§ **Task requirements**:
Write out the whole listing again, exactly as given.

§ **Data shown**:
====================
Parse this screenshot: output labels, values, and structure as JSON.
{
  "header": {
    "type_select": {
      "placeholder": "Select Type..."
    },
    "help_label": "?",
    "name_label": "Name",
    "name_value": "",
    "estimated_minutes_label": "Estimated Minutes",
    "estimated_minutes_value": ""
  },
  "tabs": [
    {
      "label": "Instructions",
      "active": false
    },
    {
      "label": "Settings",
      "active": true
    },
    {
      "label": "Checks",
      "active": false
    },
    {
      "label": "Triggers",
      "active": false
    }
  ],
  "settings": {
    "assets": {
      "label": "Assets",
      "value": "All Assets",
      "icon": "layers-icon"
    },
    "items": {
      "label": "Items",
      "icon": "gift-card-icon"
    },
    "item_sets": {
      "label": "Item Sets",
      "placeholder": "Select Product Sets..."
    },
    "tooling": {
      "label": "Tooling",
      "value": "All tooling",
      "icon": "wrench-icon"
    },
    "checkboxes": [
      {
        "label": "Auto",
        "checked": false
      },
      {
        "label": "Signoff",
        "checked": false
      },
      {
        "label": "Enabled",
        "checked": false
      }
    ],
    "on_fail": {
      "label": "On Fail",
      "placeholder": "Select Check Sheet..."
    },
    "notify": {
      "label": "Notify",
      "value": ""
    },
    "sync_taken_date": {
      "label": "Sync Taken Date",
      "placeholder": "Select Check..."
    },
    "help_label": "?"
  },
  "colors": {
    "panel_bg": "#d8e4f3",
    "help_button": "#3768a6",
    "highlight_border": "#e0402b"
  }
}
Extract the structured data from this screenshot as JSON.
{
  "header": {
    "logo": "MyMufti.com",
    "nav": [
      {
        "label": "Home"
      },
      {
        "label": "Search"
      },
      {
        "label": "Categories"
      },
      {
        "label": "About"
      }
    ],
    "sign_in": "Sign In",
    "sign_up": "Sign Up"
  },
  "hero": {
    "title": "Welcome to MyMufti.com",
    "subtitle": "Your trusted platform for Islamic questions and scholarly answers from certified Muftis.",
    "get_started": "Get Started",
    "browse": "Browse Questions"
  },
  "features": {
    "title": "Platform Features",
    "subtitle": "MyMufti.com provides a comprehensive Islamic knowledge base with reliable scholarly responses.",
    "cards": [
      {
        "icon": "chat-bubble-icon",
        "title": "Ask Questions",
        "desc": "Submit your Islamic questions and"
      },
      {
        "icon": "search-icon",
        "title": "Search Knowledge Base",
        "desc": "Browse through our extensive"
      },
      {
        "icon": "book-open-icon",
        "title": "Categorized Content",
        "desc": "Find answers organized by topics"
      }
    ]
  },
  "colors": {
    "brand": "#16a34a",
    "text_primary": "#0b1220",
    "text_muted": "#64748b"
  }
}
====================
§ **Solution to this exercise**:
Parse this screenshot: output labels, values, and structure as JSON.
{
  "header": {
    "type_select": {
      "placeholder": "Select Type..."
    },
    "help_label": "?",
    "name_label": "Name",
    "name_value": "",
    "estimated_minutes_label": "Estimated Minutes",
    "estimated_minutes_value": ""
  },
  "tabs": [
    {
      "label": "Instructions",
      "active": false
    },
    {
      "label": "Settings",
      "active": true
    },
    {
      "label": "Checks",
      "active": false
    },
    {
      "label": "Triggers",
      "active": false
    }
  ],
  "settings": {
    "assets": {
      "label": "Assets",
      "value": "All Assets",
      "icon": "layers-icon"
    },
    "items": {
      "label": "Items",
      "icon": "gift-card-icon"
    },
    "item_sets": {
      "label": "Item Sets",
      "placeholder": "Select Product Sets..."
    },
    "tooling": {
      "label": "Tooling",
      "value": "All tooling",
      "icon": "wrench-icon"
    },
    "checkboxes": [
      {
        "label": "Auto",
        "checked": false
      },
      {
        "label": "Signoff",
        "checked": false
      },
      {
        "label": "Enabled",
        "checked": false
      }
    ],
    "on_fail": {
      "label": "On Fail",
      "placeholder": "Select Check Sheet..."
    },
    "notify": {
      "label": "Notify",
      "value": ""
    },
    "sync_taken_date": {
      "label": "Sync Taken Date",
      "placeholder": "Select Check..."
    },
    "help_label": "?"
  },
  "colors": {
    "panel_bg": "#d8e4f3",
    "help_button": "#3768a6",
    "highlight_border": "#e0402b"
  }
}
Extract the structured data from this screenshot as JSON.
{
  "header": {
    "logo": "MyMufti.com",
    "nav": [
      {
        "label": "Home"
      },
      {
        "label": "Search"
      },
      {
        "label": "Categories"
      },
      {
        "label": "About"
      }
    ],
    "sign_in": "Sign In",
    "sign_up": "Sign Up"
  },
  "hero": {
    "title": "Welcome to MyMufti.com",
    "subtitle": "Your trusted platform for Islamic questions and scholarly answers from certified Muftis.",
    "get_started": "Get Started",
    "browse": "Browse Questions"
  },
  "features": {
    "title": "Platform Features",
    "subtitle": "MyMufti.com provides a comprehensive Islamic knowledge base with reliable scholarly responses.",
    "cards": [
      {
        "icon": "chat-bubble-icon",
        "title": "Ask Questions",
        "desc": "Submit your Islamic questions and"
      },
      {
        "icon": "search-icon",
        "title": "Search Knowledge Base",
        "desc": "Browse through our extensive"
      },
      {
        "icon": "book-open-icon",
        "title": "Categorized Content",
        "desc": "Find answers organized by topics"
      }
    ]
  },
  "colors": {
    "brand": "#16a34a",
    "text_primary": "#0b1220",
    "text_muted": "#64748b"
  }
}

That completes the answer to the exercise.